Task: Report back each line of the records that contains the string "Convivial".

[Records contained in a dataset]
◆ ◆ ◆ ◆ ◆ ◆ ◆

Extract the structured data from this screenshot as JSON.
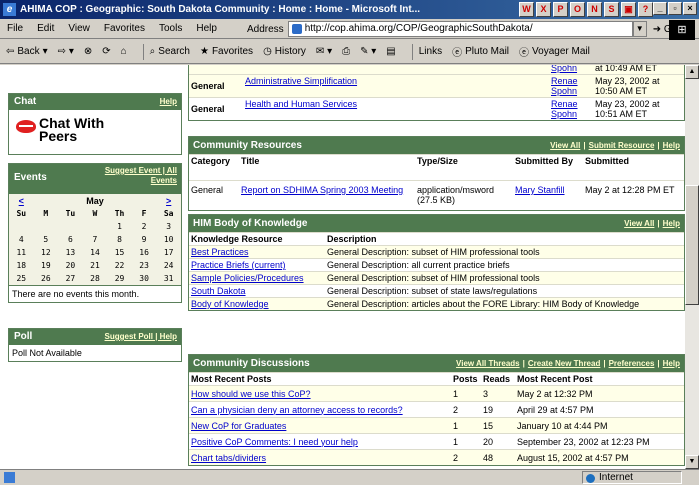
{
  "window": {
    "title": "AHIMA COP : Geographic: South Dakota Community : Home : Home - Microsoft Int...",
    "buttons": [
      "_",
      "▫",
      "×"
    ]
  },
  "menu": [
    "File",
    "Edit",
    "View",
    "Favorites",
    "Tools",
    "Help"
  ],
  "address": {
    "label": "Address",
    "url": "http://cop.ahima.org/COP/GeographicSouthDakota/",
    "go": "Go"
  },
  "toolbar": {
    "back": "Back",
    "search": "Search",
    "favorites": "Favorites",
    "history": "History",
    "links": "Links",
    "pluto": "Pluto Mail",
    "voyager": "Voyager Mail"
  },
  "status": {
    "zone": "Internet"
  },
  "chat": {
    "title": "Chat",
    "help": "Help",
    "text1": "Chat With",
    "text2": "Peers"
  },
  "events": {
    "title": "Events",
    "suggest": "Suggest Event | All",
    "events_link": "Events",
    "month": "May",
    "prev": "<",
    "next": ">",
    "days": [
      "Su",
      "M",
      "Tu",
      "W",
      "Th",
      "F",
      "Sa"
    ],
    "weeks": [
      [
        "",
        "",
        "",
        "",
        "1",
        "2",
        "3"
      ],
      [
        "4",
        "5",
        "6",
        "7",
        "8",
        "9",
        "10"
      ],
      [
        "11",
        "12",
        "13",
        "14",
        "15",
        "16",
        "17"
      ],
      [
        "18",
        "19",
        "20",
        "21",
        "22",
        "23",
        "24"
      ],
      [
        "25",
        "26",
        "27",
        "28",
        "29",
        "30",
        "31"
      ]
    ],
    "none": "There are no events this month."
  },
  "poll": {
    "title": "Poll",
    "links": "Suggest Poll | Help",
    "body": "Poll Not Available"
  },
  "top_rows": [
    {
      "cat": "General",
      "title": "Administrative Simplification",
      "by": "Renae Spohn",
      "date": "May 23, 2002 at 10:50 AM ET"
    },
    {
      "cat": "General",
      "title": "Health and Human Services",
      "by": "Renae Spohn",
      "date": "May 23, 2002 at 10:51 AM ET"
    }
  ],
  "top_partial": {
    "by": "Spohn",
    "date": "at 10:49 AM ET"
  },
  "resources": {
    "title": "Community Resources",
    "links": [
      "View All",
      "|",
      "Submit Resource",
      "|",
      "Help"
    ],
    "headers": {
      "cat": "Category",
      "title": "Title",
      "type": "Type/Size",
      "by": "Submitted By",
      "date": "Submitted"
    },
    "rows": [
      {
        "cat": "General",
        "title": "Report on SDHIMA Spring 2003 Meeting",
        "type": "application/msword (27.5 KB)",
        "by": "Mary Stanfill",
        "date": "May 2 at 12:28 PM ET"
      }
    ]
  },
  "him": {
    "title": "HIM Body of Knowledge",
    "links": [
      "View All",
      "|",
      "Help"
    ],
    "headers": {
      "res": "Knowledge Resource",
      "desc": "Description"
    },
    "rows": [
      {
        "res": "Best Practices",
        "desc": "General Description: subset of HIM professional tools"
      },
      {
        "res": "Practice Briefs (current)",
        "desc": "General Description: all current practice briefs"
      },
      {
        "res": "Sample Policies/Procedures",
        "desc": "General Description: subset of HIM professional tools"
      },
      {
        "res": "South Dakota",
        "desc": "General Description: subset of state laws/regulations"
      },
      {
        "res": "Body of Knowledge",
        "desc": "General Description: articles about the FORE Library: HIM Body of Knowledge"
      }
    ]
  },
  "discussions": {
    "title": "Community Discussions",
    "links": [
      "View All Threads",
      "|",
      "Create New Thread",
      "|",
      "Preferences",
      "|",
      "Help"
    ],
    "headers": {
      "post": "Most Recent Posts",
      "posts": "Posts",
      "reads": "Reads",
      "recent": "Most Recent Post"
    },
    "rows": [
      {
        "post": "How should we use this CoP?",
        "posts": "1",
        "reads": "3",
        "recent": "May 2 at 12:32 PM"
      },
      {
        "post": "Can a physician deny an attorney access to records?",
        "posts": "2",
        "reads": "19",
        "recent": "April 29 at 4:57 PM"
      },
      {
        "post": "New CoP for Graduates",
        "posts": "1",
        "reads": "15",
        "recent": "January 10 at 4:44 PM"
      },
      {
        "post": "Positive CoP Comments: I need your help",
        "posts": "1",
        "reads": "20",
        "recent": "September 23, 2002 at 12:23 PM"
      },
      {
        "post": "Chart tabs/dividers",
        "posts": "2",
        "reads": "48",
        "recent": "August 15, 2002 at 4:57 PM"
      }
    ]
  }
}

◆ ◆ ◆ ◆ ◆ ◆ ◆

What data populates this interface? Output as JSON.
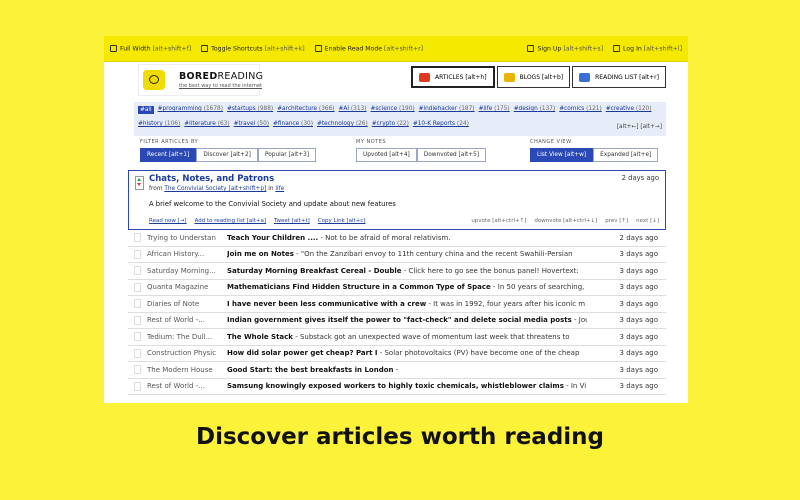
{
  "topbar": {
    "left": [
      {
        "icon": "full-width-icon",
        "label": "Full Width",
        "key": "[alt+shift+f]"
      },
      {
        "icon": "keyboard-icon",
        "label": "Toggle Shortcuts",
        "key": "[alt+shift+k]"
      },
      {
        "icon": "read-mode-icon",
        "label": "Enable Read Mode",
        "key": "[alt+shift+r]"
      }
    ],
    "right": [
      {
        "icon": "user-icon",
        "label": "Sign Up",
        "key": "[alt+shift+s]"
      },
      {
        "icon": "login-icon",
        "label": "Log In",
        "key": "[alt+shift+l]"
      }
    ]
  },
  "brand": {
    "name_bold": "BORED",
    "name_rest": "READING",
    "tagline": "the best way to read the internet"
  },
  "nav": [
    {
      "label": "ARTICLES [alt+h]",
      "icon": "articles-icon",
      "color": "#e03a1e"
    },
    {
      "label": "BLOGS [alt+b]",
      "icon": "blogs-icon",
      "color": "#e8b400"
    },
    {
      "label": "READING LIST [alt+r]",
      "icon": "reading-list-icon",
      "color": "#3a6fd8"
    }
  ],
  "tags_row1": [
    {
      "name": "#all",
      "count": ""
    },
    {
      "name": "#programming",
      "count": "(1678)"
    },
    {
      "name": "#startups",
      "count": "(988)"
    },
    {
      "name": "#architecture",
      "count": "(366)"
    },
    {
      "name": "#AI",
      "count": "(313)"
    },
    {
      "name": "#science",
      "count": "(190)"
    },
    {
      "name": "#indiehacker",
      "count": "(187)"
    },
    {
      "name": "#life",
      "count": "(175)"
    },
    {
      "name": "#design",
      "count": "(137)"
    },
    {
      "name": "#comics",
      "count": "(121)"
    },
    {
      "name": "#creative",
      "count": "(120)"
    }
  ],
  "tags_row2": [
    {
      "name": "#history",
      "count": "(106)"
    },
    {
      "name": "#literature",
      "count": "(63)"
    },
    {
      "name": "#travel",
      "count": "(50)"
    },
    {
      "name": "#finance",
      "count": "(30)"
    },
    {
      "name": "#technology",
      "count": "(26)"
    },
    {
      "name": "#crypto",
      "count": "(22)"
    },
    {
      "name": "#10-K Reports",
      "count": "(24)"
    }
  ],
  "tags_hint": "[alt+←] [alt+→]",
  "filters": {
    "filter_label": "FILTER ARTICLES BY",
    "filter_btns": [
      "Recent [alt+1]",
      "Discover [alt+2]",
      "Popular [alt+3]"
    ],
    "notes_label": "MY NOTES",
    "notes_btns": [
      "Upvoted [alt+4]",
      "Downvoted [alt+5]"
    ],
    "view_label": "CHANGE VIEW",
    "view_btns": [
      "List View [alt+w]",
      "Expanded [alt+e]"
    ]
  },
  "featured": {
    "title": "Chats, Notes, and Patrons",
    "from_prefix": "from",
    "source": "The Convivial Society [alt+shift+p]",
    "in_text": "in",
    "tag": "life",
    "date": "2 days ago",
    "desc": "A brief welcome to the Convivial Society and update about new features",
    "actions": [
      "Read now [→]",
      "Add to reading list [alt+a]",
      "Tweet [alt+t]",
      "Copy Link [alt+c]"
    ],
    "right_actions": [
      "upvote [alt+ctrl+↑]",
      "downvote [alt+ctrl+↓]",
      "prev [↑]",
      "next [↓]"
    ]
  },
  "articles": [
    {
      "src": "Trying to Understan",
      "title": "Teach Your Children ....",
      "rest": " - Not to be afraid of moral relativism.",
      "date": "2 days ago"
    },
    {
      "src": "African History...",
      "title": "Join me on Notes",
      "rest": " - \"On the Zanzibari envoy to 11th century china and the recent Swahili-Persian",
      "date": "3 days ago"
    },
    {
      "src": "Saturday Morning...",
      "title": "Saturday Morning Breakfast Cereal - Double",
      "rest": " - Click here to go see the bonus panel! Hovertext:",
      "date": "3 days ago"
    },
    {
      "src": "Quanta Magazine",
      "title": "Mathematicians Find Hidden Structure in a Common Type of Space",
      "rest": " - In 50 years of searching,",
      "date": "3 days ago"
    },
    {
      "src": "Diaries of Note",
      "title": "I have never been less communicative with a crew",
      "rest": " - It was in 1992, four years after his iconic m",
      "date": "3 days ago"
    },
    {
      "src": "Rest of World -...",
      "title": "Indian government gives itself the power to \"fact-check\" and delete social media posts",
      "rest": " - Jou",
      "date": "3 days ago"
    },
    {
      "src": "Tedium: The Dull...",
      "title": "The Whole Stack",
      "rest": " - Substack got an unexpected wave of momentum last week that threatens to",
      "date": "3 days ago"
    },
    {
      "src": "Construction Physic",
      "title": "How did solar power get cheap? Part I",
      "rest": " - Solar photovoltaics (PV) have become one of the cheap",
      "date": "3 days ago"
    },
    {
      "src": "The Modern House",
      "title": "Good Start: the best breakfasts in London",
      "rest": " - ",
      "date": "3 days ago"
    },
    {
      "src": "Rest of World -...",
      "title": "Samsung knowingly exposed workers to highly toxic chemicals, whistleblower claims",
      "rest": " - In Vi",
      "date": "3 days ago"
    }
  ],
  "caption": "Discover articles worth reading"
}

◆ ◆ ◆ ◆ ◆ ◆ ◆

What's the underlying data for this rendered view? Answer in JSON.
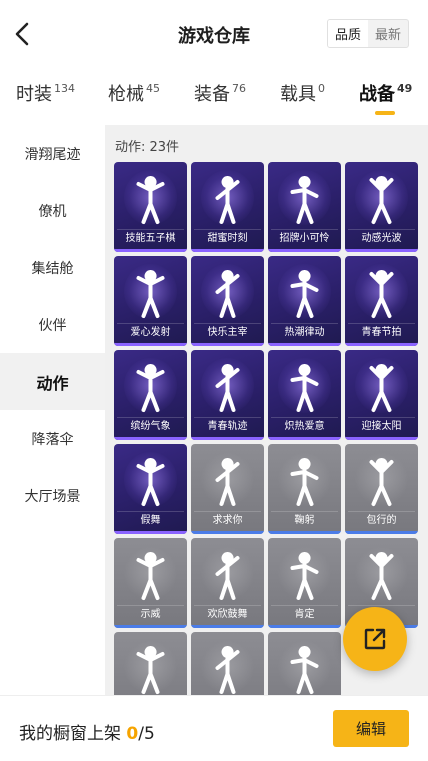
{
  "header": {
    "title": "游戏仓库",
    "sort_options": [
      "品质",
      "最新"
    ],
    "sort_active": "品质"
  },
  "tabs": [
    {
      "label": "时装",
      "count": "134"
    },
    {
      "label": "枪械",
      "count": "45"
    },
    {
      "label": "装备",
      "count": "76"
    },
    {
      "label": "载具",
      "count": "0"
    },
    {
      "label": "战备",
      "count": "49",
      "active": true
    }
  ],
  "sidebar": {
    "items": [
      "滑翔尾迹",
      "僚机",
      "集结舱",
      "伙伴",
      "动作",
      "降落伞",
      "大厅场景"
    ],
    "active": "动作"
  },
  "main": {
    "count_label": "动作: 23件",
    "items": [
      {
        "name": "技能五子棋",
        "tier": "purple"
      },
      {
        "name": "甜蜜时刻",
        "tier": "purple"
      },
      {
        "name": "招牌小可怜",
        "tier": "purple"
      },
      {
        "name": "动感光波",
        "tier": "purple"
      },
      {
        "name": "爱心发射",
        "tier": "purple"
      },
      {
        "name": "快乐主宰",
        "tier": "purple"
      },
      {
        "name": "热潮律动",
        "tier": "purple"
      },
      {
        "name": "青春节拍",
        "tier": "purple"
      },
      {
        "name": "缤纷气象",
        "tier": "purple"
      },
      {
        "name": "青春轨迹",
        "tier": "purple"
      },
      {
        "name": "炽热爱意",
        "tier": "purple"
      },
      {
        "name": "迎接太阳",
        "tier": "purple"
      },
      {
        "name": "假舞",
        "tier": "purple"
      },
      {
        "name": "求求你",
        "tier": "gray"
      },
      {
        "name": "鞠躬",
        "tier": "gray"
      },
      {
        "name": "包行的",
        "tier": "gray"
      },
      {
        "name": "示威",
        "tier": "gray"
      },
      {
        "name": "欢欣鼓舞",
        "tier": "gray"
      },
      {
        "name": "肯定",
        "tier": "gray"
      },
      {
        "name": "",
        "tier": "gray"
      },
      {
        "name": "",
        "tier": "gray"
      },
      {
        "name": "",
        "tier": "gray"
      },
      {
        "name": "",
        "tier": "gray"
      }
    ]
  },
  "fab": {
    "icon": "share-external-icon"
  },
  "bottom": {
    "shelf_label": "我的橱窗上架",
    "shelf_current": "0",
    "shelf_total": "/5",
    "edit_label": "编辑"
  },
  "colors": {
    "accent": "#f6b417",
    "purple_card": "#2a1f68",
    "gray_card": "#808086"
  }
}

◆ ◆ ◆ ◆ ◆ ◆ ◆

Solved exercise:
    "source": "The Convivial Society [alt+shift+p]",
    "desc": "A brief welcome to the Convivial Society and update about new features",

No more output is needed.